◆ Stated exercise:
Which lines hold the word "selected"? Show each of them.

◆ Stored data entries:
━━━━━━━━━━━━━━━━

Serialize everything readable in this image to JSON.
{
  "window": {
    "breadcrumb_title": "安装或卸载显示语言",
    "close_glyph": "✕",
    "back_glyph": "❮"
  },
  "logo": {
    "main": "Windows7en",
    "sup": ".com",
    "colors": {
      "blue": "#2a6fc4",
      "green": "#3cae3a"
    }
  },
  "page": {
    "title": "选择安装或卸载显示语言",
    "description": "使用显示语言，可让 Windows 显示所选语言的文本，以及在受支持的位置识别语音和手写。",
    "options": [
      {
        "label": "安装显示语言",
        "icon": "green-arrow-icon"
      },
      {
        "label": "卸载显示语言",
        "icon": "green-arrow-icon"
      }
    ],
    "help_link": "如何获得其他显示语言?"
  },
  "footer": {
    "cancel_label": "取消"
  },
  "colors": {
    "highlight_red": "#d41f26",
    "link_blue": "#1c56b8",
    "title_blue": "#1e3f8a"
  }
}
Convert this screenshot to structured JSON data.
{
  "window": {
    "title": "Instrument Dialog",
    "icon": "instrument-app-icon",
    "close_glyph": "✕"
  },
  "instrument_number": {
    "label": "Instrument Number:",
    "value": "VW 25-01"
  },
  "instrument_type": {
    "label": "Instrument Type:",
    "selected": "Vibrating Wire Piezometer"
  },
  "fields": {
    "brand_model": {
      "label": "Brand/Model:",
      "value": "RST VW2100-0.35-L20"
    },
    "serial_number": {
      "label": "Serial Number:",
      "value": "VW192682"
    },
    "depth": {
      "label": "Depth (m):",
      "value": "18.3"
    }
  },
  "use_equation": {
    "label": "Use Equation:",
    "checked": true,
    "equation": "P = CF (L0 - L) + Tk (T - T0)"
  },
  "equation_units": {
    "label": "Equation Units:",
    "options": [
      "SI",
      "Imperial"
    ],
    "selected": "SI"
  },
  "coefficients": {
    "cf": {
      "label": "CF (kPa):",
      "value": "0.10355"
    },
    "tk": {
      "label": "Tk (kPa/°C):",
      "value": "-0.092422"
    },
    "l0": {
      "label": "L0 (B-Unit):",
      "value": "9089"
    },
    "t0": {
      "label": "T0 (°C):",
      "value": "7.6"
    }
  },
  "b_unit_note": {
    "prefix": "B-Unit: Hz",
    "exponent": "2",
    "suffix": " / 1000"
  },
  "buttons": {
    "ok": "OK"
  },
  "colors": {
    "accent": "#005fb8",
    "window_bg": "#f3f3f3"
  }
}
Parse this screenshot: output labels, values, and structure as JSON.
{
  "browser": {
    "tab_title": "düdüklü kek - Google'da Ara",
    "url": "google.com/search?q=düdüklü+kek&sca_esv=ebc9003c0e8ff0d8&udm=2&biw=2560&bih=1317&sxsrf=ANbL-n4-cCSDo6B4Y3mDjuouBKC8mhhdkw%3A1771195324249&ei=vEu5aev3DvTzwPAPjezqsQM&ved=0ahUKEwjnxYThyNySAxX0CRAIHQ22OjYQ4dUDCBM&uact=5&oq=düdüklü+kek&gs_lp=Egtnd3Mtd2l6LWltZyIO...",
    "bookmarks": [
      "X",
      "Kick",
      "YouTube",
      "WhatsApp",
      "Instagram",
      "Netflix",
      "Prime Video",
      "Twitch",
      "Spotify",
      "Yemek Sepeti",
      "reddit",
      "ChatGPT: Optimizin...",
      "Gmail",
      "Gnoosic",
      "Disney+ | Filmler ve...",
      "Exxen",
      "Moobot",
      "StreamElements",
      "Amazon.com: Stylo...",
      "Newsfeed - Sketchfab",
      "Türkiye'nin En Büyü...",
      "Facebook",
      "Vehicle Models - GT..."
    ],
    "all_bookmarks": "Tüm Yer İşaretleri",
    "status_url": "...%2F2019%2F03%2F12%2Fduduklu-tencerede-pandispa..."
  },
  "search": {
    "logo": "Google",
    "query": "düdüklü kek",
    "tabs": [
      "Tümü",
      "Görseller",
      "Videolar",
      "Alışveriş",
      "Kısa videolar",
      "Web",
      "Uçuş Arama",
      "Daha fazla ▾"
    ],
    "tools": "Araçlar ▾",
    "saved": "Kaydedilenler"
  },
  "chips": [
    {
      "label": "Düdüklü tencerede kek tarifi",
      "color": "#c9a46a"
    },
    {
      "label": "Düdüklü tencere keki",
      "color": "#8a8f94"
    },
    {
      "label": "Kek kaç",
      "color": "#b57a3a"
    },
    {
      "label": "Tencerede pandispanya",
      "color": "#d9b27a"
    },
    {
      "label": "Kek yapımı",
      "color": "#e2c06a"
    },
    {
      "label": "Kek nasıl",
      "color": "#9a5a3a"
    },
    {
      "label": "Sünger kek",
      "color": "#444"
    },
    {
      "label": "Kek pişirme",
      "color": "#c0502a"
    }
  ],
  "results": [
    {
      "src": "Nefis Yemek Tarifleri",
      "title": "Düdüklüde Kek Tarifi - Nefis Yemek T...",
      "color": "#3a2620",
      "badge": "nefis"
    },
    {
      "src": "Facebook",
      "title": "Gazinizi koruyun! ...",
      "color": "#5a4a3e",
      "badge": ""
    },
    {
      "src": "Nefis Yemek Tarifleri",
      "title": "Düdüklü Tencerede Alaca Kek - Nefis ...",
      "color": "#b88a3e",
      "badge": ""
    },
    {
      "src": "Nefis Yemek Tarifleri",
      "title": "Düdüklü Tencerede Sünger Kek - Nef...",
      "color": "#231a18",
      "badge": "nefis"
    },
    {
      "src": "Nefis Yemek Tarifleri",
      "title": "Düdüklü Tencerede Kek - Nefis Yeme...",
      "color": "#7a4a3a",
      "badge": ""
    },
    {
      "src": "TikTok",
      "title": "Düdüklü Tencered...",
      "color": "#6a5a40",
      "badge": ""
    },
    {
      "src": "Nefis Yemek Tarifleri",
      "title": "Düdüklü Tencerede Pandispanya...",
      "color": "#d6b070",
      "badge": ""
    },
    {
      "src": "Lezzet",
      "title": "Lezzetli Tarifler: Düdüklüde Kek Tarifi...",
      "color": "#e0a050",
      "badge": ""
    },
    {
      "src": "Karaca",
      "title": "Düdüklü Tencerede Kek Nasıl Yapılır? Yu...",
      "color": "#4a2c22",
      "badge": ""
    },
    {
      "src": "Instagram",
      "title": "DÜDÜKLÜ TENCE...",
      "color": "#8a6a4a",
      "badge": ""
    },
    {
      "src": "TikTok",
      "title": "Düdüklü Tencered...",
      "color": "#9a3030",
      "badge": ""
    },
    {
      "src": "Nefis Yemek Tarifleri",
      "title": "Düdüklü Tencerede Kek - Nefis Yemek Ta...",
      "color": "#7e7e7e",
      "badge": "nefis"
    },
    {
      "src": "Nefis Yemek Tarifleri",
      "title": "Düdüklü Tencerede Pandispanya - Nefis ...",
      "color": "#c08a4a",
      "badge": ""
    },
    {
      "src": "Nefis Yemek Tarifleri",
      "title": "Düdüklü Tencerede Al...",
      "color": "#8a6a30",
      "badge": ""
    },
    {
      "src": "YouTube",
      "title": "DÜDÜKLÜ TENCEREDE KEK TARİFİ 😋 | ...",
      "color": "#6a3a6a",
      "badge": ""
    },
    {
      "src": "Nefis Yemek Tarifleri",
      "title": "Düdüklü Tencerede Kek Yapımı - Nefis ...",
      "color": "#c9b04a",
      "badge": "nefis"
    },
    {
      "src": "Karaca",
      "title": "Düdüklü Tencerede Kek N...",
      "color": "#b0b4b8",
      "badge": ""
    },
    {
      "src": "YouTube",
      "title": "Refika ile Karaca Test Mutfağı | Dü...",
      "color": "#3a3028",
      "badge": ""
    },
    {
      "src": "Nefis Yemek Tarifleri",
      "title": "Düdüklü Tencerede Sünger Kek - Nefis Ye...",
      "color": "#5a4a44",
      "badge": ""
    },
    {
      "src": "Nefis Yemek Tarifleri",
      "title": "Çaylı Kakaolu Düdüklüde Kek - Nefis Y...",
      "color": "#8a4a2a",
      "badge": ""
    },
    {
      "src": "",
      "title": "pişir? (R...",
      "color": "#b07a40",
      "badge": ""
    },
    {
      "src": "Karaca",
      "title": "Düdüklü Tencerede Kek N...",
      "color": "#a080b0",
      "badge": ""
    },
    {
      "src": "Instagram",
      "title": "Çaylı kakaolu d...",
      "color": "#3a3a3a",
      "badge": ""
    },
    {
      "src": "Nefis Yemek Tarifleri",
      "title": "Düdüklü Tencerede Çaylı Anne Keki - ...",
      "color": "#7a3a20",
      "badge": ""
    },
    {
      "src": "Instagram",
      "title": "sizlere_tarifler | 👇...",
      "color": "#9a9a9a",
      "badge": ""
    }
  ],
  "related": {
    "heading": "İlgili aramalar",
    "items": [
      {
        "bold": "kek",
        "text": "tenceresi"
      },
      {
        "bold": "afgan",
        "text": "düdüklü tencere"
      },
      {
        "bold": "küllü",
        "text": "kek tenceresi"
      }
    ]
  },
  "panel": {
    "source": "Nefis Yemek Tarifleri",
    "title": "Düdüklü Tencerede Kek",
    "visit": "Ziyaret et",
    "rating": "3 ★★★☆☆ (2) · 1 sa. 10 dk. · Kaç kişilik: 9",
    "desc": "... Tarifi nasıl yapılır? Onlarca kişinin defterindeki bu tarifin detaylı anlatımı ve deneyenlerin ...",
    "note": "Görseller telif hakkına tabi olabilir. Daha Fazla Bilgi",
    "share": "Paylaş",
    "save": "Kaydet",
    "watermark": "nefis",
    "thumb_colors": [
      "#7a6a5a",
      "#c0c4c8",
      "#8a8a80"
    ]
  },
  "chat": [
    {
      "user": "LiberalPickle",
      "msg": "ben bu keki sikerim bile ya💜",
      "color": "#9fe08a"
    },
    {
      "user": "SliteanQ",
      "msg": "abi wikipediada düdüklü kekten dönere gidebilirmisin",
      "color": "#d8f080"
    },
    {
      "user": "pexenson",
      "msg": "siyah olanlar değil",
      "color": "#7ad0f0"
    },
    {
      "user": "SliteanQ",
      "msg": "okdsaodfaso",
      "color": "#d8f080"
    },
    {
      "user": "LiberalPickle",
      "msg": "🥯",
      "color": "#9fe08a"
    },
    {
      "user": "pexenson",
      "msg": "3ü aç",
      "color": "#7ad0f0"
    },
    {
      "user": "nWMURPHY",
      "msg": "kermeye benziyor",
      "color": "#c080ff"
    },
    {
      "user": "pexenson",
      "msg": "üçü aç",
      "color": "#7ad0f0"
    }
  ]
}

━━━━━━━━━━━━━━━━

◆ Answer below:
    "selected": "Vibrating Wire Piezometer"
    "selected": "SI"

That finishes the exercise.